**Problem statement:** Copy out every line of the listing below exactly, leaving the picture out of your answer.

**Given entries:**
———

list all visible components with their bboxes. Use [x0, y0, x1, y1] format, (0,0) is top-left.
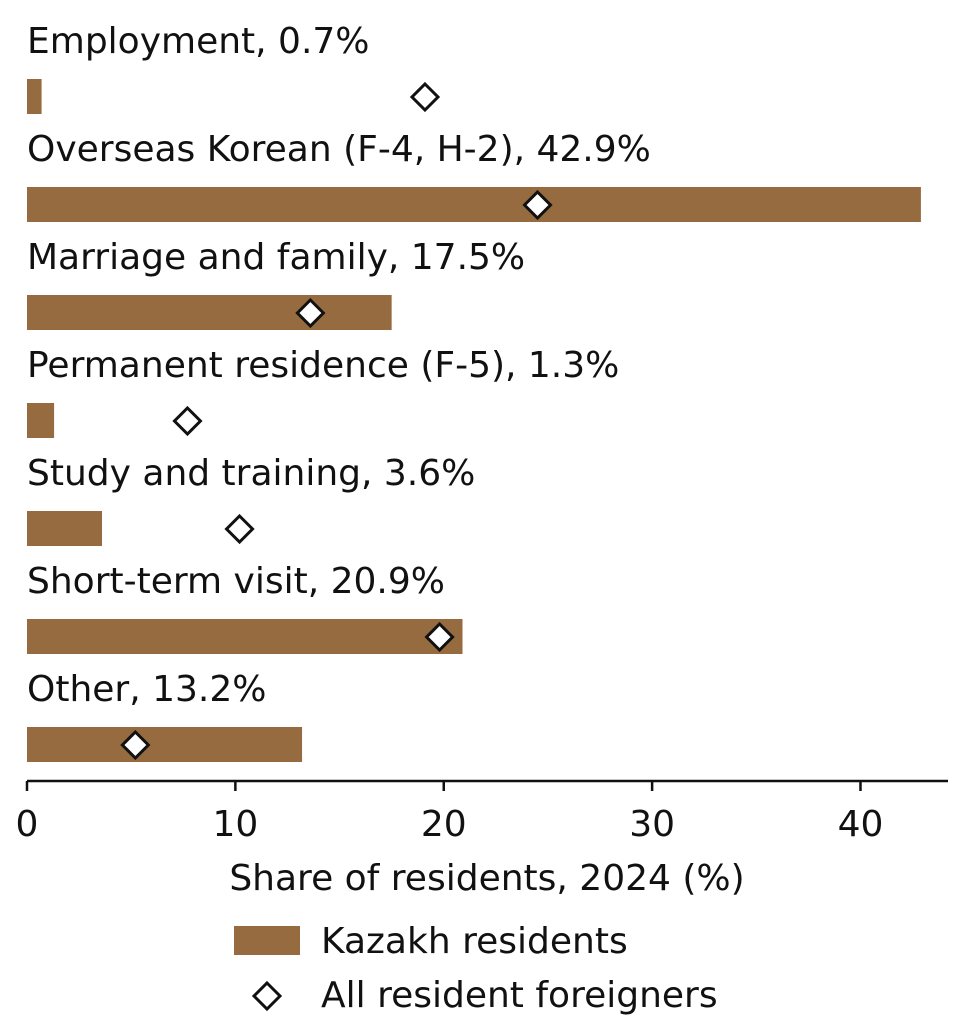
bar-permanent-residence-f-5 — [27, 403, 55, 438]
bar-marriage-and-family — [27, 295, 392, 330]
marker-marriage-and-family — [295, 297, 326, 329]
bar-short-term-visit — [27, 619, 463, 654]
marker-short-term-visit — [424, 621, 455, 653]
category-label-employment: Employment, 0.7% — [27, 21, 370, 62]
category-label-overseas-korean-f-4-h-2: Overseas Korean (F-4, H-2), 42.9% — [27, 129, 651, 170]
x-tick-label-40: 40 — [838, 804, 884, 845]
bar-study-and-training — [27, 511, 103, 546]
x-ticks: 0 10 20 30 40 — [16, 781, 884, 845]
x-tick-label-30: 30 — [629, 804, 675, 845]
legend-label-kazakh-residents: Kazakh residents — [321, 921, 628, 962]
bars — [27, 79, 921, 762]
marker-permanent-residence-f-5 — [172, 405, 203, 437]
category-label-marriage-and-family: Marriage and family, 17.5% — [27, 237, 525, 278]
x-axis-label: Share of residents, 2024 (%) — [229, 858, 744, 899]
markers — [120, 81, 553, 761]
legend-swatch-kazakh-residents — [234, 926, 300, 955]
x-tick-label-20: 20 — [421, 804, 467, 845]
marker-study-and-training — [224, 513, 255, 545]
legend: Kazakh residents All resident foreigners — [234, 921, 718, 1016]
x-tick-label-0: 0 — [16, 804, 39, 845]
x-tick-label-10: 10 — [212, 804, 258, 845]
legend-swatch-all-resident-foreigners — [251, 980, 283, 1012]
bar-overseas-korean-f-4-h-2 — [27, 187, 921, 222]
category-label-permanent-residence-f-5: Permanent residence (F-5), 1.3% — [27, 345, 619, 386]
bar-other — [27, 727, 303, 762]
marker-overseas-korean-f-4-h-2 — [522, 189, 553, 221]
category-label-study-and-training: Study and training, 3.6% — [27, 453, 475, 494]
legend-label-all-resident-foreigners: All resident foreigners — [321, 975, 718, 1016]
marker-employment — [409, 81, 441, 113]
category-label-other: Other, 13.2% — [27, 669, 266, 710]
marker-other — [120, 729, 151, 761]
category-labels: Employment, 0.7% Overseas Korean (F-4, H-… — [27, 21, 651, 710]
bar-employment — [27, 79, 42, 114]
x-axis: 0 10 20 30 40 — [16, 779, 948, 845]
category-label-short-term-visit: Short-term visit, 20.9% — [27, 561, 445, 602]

———

**Exercise output:**
list all visible components with their bboxes. Use [x0, y0, x1, y1] format, (0,0) is top-left.
bar-permanent-residence-f-5 — [27, 403, 55, 438]
bar-marriage-and-family — [27, 295, 392, 330]
marker-marriage-and-family — [295, 297, 326, 329]
bar-short-term-visit — [27, 619, 463, 654]
marker-short-term-visit — [424, 621, 455, 653]
category-label-employment: Employment, 0.7% — [27, 21, 370, 62]
category-label-overseas-korean-f-4-h-2: Overseas Korean (F-4, H-2), 42.9% — [27, 129, 651, 170]
x-tick-label-40: 40 — [838, 804, 884, 845]
bar-study-and-training — [27, 511, 103, 546]
x-ticks: 0 10 20 30 40 — [16, 781, 884, 845]
x-tick-label-30: 30 — [629, 804, 675, 845]
legend-label-kazakh-residents: Kazakh residents — [321, 921, 628, 962]
bars — [27, 79, 921, 762]
marker-permanent-residence-f-5 — [172, 405, 203, 437]
category-label-marriage-and-family: Marriage and family, 17.5% — [27, 237, 525, 278]
x-axis-label: Share of residents, 2024 (%) — [229, 858, 744, 899]
markers — [120, 81, 553, 761]
legend-swatch-kazakh-residents — [234, 926, 300, 955]
x-tick-label-20: 20 — [421, 804, 467, 845]
marker-study-and-training — [224, 513, 255, 545]
legend: Kazakh residents All resident foreigners — [234, 921, 718, 1016]
x-tick-label-0: 0 — [16, 804, 39, 845]
x-tick-label-10: 10 — [212, 804, 258, 845]
legend-swatch-all-resident-foreigners — [251, 980, 283, 1012]
bar-overseas-korean-f-4-h-2 — [27, 187, 921, 222]
category-label-permanent-residence-f-5: Permanent residence (F-5), 1.3% — [27, 345, 619, 386]
bar-other — [27, 727, 303, 762]
marker-overseas-korean-f-4-h-2 — [522, 189, 553, 221]
category-label-study-and-training: Study and training, 3.6% — [27, 453, 475, 494]
legend-label-all-resident-foreigners: All resident foreigners — [321, 975, 718, 1016]
marker-employment — [409, 81, 441, 113]
category-label-other: Other, 13.2% — [27, 669, 266, 710]
marker-other — [120, 729, 151, 761]
category-labels: Employment, 0.7% Overseas Korean (F-4, H-… — [27, 21, 651, 710]
bar-employment — [27, 79, 42, 114]
x-axis: 0 10 20 30 40 — [16, 779, 948, 845]
category-label-short-term-visit: Short-term visit, 20.9% — [27, 561, 445, 602]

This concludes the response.